======== Entries provided ========
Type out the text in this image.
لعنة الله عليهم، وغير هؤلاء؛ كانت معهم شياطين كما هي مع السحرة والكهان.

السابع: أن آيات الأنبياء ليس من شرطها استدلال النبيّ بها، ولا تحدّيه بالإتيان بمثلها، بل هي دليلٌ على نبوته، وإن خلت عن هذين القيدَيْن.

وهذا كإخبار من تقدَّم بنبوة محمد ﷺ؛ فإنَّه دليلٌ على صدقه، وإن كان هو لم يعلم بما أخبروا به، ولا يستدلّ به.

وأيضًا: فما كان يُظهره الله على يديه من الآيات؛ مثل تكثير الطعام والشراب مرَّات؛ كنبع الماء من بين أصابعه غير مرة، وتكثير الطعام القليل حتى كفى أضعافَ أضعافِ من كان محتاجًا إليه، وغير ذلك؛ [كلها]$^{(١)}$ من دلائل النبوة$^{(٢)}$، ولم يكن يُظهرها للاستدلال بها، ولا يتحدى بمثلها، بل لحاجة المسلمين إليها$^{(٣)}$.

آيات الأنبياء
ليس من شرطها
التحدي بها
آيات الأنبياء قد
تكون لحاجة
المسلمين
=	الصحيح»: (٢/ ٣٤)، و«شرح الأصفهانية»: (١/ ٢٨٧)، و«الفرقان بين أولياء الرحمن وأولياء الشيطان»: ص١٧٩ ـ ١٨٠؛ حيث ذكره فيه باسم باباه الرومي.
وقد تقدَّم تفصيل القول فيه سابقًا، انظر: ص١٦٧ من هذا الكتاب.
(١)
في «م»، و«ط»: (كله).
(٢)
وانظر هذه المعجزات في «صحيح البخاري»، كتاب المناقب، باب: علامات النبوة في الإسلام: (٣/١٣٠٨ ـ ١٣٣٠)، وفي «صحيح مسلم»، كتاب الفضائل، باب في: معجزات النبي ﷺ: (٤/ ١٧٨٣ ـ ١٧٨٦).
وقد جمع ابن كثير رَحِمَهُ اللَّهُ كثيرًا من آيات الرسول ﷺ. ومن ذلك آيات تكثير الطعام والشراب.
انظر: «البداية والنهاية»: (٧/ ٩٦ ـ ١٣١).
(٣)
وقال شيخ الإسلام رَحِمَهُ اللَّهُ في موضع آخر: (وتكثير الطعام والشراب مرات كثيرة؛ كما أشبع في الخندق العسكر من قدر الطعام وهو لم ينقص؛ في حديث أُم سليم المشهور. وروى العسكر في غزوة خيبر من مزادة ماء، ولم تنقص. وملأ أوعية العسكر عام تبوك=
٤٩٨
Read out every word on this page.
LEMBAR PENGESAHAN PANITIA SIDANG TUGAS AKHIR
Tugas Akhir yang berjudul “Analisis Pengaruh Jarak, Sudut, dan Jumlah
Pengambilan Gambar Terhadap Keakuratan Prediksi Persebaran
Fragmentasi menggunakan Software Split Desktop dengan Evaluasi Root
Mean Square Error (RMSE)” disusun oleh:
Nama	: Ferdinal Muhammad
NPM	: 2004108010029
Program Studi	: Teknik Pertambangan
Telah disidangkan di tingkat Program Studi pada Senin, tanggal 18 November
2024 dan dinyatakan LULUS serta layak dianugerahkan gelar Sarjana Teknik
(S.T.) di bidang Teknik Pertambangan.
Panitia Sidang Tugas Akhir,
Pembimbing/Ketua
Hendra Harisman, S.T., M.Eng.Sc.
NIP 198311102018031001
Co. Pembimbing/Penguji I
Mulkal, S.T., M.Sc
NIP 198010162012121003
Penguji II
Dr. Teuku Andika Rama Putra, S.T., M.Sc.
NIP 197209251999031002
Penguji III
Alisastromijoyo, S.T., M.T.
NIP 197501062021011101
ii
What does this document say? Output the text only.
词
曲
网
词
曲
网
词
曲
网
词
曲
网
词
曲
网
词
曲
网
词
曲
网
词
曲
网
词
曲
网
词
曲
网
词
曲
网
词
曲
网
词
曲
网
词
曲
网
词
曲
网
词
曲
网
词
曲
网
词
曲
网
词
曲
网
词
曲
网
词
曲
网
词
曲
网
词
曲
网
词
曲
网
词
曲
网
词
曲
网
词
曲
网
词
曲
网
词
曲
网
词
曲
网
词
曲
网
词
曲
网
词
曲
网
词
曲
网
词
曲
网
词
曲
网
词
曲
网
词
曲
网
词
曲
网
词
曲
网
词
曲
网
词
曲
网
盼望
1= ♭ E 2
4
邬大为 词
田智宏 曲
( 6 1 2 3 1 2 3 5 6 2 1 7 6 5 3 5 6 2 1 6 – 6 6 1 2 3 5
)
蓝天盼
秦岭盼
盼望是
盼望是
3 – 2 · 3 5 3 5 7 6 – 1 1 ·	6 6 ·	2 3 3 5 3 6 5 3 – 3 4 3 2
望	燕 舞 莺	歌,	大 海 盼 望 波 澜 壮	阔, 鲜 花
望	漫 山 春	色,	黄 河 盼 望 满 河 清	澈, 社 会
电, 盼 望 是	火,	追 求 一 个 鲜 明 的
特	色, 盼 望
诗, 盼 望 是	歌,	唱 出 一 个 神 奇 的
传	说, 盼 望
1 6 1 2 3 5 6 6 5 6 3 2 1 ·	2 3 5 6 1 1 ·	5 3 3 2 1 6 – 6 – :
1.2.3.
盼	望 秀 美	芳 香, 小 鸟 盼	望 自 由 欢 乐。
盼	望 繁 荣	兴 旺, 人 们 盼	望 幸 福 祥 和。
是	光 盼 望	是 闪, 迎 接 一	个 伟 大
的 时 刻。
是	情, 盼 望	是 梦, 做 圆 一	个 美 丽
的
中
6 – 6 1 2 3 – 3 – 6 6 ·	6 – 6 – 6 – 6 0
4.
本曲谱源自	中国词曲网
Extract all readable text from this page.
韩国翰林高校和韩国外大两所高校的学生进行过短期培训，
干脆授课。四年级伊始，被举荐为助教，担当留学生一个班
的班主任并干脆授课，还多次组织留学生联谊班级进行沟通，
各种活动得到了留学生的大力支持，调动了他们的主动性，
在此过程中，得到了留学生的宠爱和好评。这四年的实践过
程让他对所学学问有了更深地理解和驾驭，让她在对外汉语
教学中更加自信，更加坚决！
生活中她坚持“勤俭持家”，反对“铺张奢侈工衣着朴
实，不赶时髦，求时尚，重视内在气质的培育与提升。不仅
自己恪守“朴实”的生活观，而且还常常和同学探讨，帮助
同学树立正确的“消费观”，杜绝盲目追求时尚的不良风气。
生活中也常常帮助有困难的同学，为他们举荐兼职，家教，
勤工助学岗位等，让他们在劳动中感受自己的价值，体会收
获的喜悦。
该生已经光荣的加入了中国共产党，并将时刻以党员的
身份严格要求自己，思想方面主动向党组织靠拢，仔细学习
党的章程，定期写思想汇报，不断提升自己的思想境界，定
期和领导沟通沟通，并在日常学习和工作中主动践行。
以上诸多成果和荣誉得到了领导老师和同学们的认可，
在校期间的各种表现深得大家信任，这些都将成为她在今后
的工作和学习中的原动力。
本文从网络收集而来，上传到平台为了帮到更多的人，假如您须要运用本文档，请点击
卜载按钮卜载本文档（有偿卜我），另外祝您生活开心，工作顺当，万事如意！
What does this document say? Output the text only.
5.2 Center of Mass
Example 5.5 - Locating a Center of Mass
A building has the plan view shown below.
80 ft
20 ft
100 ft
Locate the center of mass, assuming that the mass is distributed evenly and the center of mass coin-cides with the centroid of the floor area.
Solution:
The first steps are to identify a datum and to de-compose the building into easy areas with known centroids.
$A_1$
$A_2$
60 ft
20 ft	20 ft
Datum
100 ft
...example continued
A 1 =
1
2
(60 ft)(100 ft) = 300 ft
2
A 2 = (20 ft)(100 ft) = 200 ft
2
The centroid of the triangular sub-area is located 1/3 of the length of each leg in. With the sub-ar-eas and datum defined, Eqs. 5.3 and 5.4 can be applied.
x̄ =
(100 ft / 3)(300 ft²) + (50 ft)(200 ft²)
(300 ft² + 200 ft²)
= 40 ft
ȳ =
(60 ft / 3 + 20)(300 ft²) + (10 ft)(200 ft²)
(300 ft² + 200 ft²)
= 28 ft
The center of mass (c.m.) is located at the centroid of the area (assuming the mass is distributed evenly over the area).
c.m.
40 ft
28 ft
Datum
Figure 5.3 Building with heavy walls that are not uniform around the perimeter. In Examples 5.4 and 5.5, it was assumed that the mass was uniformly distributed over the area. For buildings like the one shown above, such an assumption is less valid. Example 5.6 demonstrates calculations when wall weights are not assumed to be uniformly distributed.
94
========
Above are the entries; count how many of their lines contain the word "distributed" and give only that number.

Result for this exercise: 3